• [Data for this task]
+++

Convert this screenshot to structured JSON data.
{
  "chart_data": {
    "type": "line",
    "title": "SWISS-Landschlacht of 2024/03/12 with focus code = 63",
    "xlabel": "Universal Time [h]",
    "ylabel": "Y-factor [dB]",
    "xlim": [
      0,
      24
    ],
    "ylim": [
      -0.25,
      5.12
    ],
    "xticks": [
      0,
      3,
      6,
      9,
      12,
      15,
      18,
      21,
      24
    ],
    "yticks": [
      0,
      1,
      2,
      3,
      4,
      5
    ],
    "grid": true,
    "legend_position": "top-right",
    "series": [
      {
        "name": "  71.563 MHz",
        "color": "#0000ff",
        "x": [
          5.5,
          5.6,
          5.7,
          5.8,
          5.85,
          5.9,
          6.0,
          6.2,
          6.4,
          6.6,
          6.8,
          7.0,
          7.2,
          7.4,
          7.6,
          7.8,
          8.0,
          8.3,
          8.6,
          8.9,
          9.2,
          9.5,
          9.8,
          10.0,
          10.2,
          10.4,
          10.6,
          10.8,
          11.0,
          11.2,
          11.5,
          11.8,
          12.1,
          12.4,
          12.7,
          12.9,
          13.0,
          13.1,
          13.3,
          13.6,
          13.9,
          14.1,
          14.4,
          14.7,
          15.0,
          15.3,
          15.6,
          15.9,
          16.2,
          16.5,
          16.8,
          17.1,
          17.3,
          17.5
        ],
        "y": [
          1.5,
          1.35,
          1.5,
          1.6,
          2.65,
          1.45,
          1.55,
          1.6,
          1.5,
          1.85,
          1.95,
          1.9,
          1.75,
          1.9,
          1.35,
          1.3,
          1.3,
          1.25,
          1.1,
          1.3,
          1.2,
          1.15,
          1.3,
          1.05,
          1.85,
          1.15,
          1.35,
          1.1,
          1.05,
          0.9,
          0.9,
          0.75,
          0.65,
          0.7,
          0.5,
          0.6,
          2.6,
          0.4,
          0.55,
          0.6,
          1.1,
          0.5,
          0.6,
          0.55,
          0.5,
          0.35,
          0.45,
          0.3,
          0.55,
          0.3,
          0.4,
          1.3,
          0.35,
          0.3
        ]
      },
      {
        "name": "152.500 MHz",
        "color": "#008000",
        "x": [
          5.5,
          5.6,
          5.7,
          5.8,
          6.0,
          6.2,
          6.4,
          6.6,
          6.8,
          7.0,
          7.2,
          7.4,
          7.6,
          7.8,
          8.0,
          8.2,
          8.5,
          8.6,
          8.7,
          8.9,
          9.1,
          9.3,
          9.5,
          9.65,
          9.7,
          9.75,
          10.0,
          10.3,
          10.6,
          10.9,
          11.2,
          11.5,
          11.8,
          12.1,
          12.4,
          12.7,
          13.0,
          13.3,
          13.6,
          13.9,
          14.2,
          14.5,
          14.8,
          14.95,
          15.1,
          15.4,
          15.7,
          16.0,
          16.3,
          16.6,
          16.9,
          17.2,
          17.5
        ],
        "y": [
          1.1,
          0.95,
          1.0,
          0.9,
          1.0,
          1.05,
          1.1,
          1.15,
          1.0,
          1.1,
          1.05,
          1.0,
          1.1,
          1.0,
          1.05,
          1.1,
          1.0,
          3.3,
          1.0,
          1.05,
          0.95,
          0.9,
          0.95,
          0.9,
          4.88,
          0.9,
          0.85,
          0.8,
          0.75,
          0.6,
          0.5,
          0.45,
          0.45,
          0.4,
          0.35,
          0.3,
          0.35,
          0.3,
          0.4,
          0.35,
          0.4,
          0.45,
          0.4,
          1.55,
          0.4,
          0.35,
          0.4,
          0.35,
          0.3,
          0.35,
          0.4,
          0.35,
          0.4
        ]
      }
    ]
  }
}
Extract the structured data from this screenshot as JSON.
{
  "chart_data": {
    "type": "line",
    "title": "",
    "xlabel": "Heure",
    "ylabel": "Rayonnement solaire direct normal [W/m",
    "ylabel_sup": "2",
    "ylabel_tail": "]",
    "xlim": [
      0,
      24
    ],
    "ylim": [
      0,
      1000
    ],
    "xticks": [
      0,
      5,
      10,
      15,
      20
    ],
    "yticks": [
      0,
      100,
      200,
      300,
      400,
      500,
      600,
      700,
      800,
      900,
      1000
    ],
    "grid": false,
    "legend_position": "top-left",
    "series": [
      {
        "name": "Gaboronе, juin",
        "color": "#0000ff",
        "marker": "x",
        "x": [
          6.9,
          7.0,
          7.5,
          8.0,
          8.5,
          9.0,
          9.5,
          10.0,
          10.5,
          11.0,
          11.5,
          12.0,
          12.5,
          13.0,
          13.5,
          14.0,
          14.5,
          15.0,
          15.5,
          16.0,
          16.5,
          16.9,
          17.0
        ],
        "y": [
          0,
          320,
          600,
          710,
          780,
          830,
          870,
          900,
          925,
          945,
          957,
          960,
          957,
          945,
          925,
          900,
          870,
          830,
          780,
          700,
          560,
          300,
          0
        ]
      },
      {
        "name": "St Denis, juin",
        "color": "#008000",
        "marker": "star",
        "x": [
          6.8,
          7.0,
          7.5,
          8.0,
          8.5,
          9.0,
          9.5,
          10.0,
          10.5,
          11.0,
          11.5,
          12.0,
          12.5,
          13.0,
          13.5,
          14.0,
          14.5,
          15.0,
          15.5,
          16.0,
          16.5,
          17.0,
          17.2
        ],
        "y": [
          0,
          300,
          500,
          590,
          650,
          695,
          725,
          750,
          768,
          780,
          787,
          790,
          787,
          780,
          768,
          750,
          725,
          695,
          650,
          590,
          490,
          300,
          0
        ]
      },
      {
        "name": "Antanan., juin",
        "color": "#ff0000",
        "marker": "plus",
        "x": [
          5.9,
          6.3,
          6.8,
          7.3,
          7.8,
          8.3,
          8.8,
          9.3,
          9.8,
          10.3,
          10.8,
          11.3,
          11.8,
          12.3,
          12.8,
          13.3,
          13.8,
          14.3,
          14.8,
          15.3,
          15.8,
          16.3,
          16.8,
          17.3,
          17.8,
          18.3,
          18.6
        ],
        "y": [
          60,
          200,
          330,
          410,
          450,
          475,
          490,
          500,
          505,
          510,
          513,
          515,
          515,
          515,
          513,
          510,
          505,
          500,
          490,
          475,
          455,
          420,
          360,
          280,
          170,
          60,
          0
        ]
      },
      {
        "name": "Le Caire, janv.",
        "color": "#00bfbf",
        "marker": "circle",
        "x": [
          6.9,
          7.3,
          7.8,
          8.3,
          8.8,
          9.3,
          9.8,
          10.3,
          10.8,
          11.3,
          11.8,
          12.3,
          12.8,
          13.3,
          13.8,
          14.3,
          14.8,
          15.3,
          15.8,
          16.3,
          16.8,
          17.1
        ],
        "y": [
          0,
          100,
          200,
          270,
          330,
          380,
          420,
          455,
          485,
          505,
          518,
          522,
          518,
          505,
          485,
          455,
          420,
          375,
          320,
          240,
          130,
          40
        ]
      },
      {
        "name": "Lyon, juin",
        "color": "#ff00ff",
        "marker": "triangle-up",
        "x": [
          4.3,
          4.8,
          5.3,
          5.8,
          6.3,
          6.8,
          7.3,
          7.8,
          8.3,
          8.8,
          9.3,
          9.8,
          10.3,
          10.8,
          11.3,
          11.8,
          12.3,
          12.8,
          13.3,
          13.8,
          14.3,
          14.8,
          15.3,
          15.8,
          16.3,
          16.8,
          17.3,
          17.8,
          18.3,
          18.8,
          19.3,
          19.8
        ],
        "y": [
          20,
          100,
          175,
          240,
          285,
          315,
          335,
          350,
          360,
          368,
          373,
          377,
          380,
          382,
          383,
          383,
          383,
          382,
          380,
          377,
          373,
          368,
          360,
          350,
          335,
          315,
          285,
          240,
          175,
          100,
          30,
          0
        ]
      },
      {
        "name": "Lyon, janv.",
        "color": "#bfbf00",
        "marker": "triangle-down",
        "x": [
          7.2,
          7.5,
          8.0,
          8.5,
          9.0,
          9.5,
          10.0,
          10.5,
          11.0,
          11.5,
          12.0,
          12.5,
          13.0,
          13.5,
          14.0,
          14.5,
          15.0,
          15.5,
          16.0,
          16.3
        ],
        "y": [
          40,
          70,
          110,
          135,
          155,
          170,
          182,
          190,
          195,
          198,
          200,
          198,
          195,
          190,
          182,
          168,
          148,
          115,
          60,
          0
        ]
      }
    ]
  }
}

+++

• [Direction]
In the lines above, locate the string "name". Copy every line where it occurs.

• [Full answer]
        "name": "  71.563 MHz",
        "name": "152.500 MHz",
        "name": "Gaboronе, juin",
        "name": "St Denis, juin",
        "name": "Antanan., juin",
        "name": "Le Caire, janv.",
        "name": "Lyon, juin",
        "name": "Lyon, janv.",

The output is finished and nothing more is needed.